(Written instruction): Copy the listing verbatim, excluding any images found in it.

(Provided records):
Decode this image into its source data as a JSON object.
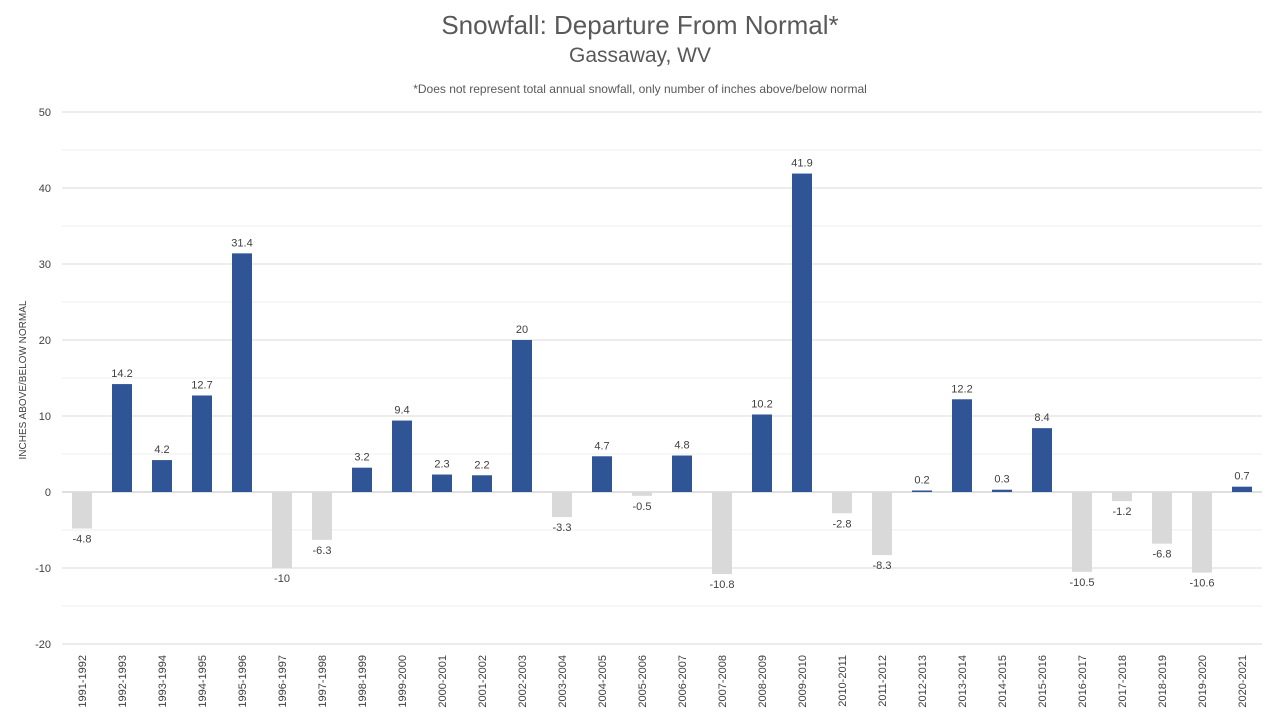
{
  "chart_data": {
    "type": "bar",
    "title": "Snowfall: Departure From Normal*",
    "subtitle": "Gassaway, WV",
    "note": "*Does not represent  total annual snowfall, only number of inches above/below normal",
    "ylabel": "INCHES ABOVE/BELOW NORMAL",
    "xlabel": "",
    "ylim": [
      -20,
      50
    ],
    "yticks": [
      -20,
      -10,
      0,
      10,
      20,
      30,
      40,
      50
    ],
    "grid": true,
    "categories": [
      "1991-1992",
      "1992-1993",
      "1993-1994",
      "1994-1995",
      "1995-1996",
      "1996-1997",
      "1997-1998",
      "1998-1999",
      "1999-2000",
      "2000-2001",
      "2001-2002",
      "2002-2003",
      "2003-2004",
      "2004-2005",
      "2005-2006",
      "2006-2007",
      "2007-2008",
      "2008-2009",
      "2009-2010",
      "2010-2011",
      "2011-2012",
      "2012-2013",
      "2013-2014",
      "2014-2015",
      "2015-2016",
      "2016-2017",
      "2017-2018",
      "2018-2019",
      "2019-2020",
      "2020-2021"
    ],
    "values": [
      -4.8,
      14.2,
      4.2,
      12.7,
      31.4,
      -10,
      -6.3,
      3.2,
      9.4,
      2.3,
      2.2,
      20,
      -3.3,
      4.7,
      -0.5,
      4.8,
      -10.8,
      10.2,
      41.9,
      -2.8,
      -8.3,
      0.2,
      12.2,
      0.3,
      8.4,
      -10.5,
      -1.2,
      -6.8,
      -10.6,
      0.7
    ],
    "colors": {
      "positive": "#2F5597",
      "negative": "#D9D9D9"
    }
  }
}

(Solution to this exercise):
Decode this image into its source data as a JSON object.
{
  "chart_data": {
    "type": "bar",
    "title": "Snowfall: Departure From Normal*",
    "subtitle": "Gassaway, WV",
    "note": "*Does not represent  total annual snowfall, only number of inches above/below normal",
    "ylabel": "INCHES ABOVE/BELOW NORMAL",
    "xlabel": "",
    "ylim": [
      -20,
      50
    ],
    "yticks": [
      -20,
      -10,
      0,
      10,
      20,
      30,
      40,
      50
    ],
    "grid": true,
    "categories": [
      "1991-1992",
      "1992-1993",
      "1993-1994",
      "1994-1995",
      "1995-1996",
      "1996-1997",
      "1997-1998",
      "1998-1999",
      "1999-2000",
      "2000-2001",
      "2001-2002",
      "2002-2003",
      "2003-2004",
      "2004-2005",
      "2005-2006",
      "2006-2007",
      "2007-2008",
      "2008-2009",
      "2009-2010",
      "2010-2011",
      "2011-2012",
      "2012-2013",
      "2013-2014",
      "2014-2015",
      "2015-2016",
      "2016-2017",
      "2017-2018",
      "2018-2019",
      "2019-2020",
      "2020-2021"
    ],
    "values": [
      -4.8,
      14.2,
      4.2,
      12.7,
      31.4,
      -10,
      -6.3,
      3.2,
      9.4,
      2.3,
      2.2,
      20,
      -3.3,
      4.7,
      -0.5,
      4.8,
      -10.8,
      10.2,
      41.9,
      -2.8,
      -8.3,
      0.2,
      12.2,
      0.3,
      8.4,
      -10.5,
      -1.2,
      -6.8,
      -10.6,
      0.7
    ],
    "colors": {
      "positive": "#2F5597",
      "negative": "#D9D9D9"
    }
  }
}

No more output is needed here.